··· Data records ···

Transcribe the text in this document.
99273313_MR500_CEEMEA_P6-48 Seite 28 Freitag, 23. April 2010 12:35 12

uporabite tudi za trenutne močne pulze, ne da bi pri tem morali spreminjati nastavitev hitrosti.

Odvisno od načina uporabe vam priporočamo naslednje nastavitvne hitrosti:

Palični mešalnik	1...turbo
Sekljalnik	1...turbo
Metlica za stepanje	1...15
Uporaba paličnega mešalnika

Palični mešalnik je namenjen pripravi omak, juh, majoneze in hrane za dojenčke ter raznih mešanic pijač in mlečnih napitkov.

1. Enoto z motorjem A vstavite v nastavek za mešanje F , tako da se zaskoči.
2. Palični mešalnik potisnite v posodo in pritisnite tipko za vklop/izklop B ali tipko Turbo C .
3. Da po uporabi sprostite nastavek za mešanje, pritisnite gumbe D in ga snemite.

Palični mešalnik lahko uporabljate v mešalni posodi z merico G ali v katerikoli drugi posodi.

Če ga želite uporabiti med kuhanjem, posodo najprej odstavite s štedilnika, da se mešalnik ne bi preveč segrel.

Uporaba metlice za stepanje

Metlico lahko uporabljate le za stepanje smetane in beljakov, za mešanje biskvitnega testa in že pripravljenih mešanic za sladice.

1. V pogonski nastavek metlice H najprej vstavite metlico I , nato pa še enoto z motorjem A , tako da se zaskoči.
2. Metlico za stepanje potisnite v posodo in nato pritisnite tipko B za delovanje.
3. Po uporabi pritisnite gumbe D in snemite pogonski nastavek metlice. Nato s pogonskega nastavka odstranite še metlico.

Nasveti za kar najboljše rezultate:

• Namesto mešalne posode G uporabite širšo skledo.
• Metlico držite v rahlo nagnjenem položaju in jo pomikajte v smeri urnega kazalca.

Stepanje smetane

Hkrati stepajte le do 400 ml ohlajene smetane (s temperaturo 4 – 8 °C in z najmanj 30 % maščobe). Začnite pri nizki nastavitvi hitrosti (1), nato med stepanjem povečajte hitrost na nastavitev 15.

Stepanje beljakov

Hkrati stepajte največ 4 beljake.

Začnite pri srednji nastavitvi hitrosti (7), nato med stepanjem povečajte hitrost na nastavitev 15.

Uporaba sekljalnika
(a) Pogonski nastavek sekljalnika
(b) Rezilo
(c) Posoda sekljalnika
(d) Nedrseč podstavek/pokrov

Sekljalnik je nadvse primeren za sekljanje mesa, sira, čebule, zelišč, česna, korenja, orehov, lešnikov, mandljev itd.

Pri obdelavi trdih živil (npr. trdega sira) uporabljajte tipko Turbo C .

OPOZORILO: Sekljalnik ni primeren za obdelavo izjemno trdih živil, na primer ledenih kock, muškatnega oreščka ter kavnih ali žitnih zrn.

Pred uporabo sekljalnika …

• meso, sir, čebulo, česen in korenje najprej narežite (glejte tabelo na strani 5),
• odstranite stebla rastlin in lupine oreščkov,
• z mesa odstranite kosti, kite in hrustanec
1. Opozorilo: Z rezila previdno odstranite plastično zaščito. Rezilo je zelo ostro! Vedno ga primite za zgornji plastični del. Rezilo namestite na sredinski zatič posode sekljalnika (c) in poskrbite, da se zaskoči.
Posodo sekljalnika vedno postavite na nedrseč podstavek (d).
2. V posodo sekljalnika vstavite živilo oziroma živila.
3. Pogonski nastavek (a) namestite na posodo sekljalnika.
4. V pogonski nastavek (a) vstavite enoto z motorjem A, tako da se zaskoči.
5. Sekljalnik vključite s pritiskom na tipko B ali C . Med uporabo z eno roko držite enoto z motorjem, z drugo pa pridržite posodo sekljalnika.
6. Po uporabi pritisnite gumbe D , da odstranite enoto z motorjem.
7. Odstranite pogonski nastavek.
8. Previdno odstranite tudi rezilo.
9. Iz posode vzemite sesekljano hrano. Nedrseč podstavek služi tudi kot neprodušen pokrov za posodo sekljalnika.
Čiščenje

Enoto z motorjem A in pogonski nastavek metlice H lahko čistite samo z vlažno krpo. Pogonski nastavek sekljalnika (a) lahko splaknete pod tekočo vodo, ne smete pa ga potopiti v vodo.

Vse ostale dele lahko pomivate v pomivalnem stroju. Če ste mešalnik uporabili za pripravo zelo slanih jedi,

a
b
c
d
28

···
··· Data records ···

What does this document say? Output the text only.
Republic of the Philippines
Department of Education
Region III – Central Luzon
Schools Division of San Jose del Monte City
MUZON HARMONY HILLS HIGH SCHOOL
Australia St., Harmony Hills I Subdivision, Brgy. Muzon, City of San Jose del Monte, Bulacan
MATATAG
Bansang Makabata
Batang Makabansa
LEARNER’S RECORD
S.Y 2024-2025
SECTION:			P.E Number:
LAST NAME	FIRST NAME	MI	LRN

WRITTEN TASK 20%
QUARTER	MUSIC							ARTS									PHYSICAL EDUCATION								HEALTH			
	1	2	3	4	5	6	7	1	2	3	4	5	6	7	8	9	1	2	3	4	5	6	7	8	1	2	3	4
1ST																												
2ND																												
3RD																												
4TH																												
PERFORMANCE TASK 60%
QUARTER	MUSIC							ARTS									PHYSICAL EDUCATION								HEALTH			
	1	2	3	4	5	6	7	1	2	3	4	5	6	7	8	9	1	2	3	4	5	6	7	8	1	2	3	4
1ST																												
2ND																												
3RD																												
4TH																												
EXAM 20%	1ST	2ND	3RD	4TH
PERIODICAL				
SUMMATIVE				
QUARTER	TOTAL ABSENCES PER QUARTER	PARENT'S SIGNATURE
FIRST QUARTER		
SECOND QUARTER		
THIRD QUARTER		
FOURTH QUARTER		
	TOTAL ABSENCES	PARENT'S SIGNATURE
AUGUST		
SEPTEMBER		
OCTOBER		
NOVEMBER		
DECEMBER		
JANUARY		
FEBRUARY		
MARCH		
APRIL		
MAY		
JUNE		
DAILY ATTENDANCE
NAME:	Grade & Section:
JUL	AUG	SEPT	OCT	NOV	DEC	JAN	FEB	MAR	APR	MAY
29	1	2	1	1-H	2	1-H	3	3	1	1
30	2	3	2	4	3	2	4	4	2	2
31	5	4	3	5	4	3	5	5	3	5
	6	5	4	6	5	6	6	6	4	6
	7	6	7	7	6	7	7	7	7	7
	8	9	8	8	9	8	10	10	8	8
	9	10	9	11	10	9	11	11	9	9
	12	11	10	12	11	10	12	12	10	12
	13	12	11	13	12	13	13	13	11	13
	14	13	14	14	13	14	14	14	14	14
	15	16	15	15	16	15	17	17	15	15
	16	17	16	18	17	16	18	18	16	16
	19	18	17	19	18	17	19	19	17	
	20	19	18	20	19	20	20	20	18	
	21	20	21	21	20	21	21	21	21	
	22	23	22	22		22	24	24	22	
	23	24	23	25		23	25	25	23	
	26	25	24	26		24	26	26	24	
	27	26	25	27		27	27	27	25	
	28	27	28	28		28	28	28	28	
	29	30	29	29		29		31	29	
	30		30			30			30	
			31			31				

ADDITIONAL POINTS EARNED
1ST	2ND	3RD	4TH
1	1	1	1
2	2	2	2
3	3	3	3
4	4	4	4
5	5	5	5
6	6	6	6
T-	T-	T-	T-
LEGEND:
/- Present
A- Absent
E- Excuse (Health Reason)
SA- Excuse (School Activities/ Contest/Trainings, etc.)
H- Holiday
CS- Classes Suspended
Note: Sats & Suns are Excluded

···

> [Instruction]
Say how many lines have the string "potisnite" in them, offering no words beyond the number.

> [Expected answer]
2